━━━━━ Data for processing ━━━━━
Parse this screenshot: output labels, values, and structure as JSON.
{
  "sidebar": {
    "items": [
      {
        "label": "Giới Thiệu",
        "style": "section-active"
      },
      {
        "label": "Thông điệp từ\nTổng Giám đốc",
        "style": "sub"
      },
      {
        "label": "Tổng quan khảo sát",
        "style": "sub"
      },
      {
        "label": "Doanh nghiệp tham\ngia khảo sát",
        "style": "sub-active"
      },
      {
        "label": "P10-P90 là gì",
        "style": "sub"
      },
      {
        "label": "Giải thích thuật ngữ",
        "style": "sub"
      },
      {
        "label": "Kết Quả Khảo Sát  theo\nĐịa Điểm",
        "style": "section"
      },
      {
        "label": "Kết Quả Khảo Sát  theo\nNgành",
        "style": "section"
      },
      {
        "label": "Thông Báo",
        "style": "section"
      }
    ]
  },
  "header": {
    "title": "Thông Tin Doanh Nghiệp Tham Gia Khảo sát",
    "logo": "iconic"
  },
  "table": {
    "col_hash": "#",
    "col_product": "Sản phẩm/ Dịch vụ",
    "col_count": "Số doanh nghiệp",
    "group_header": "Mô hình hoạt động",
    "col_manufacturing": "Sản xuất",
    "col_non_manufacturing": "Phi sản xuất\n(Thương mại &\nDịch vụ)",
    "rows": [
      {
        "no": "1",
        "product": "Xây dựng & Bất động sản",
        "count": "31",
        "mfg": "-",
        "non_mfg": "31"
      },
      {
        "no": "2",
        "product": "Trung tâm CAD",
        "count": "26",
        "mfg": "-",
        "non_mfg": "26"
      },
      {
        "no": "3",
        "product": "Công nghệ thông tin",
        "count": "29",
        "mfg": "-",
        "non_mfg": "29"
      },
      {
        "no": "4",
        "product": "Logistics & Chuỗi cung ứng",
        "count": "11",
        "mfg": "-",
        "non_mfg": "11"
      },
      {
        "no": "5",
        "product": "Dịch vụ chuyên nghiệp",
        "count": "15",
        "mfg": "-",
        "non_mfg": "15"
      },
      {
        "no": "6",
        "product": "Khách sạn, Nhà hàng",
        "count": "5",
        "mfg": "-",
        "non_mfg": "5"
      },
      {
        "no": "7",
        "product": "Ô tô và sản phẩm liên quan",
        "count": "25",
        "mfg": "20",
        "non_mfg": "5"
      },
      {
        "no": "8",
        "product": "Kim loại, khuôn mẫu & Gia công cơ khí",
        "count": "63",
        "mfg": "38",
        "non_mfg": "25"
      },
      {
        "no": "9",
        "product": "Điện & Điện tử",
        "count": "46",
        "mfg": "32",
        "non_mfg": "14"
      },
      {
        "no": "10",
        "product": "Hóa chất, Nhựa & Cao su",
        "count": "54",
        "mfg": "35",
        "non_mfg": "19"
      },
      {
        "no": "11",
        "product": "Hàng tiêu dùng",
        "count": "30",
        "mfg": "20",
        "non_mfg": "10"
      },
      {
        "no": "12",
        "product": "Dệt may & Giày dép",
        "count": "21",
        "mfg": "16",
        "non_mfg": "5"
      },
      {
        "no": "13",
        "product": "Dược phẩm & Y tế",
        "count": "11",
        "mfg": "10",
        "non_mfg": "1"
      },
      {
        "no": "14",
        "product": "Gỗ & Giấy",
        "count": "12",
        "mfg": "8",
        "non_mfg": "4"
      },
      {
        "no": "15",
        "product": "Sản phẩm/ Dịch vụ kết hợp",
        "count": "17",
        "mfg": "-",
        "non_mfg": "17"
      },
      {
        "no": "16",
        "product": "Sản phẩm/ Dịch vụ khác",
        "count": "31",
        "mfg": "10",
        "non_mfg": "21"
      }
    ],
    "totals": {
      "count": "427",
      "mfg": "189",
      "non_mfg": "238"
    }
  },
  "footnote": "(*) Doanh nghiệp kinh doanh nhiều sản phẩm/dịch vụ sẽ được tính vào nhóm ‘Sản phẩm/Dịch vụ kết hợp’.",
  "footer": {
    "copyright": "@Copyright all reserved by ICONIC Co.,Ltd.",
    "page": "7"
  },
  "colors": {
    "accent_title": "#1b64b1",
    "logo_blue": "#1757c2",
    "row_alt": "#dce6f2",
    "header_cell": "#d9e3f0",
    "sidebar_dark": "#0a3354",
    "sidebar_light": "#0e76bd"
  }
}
━━━━━
- _Aim of the task_:
Copy each line from the data above that includes "động".

- _Task result_:
    "group_header": "Mô hình hoạt động",
        "product": "Xây dựng & Bất động sản",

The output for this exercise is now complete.